_THE RECORDS_.
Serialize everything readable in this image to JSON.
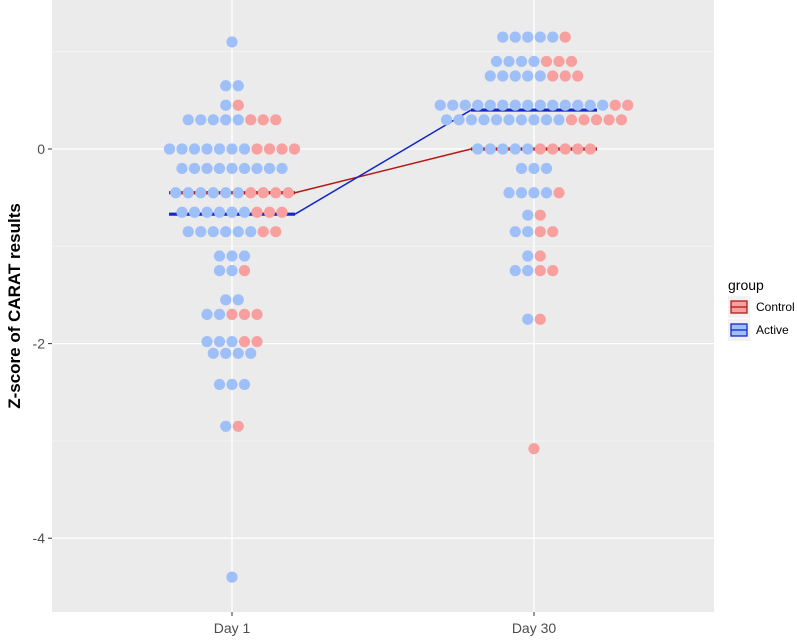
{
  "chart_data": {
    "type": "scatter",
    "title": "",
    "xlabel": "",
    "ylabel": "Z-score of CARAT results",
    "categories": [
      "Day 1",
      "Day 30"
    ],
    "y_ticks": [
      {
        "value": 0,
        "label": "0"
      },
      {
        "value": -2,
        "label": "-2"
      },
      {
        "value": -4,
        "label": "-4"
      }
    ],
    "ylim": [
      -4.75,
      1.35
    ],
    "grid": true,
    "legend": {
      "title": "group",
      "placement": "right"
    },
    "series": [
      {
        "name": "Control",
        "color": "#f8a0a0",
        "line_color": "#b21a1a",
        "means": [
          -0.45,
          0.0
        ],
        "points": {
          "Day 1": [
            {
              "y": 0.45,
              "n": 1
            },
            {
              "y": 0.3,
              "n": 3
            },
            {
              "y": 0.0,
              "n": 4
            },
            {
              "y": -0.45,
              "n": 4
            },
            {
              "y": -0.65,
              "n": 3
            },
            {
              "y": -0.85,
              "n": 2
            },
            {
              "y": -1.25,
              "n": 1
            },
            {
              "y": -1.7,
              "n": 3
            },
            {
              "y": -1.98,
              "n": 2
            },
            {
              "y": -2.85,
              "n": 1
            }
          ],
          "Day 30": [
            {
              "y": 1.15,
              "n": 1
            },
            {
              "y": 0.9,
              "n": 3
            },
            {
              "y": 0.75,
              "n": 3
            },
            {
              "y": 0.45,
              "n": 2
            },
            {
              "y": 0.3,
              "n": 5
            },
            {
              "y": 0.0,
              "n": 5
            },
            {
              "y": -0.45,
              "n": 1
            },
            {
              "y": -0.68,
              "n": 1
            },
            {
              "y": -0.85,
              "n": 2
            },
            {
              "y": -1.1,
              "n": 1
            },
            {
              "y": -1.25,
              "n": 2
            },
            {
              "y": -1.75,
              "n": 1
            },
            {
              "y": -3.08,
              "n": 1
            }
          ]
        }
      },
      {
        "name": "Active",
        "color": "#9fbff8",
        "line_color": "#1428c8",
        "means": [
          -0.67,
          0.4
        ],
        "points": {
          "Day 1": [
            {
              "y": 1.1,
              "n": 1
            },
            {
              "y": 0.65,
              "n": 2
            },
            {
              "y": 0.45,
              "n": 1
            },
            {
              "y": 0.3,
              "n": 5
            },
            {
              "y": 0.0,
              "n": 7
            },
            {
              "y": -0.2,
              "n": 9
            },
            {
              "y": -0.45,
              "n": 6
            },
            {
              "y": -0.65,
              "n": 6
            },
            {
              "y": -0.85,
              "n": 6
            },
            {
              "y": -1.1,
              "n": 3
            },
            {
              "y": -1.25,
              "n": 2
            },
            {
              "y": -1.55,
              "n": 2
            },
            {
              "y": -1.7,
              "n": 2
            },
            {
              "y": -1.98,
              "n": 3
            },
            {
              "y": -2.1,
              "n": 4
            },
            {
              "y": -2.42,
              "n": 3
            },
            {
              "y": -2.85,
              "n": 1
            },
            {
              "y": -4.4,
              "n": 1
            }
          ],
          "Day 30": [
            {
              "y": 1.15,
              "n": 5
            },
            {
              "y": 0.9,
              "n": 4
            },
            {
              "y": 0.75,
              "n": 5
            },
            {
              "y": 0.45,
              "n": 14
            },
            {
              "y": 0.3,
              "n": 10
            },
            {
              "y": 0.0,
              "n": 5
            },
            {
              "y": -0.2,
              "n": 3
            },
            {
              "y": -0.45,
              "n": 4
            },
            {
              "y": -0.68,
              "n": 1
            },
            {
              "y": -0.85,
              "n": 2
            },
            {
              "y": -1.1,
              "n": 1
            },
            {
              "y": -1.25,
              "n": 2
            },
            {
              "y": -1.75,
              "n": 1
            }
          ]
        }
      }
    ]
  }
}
==
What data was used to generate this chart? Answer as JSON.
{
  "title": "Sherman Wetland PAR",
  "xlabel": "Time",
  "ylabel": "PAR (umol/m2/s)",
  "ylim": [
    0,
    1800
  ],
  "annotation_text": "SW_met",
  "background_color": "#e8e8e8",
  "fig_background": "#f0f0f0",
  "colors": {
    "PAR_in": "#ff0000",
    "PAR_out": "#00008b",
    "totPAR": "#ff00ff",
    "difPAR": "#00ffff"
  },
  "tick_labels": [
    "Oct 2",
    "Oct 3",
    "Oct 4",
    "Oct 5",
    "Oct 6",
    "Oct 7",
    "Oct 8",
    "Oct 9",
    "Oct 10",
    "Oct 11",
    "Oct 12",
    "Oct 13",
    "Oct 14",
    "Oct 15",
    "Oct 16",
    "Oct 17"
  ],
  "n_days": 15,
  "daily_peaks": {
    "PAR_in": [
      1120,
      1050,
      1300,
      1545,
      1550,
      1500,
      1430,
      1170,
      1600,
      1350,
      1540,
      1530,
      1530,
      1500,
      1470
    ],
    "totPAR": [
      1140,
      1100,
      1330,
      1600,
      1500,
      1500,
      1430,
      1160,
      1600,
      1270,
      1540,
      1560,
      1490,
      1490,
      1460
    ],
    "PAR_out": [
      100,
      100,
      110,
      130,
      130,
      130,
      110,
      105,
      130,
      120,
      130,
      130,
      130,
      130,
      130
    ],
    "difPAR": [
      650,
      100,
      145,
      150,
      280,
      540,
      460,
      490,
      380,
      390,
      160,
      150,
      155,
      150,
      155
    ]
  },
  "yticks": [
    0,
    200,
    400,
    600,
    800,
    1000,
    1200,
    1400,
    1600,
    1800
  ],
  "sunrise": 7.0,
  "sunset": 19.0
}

_STATED GOAL_.
Pull out each line of the entries that contains "JSON".

_WORKED ANSWER_.
Serialize everything readable in this image to JSON.
What data was used to generate this chart? Answer as JSON.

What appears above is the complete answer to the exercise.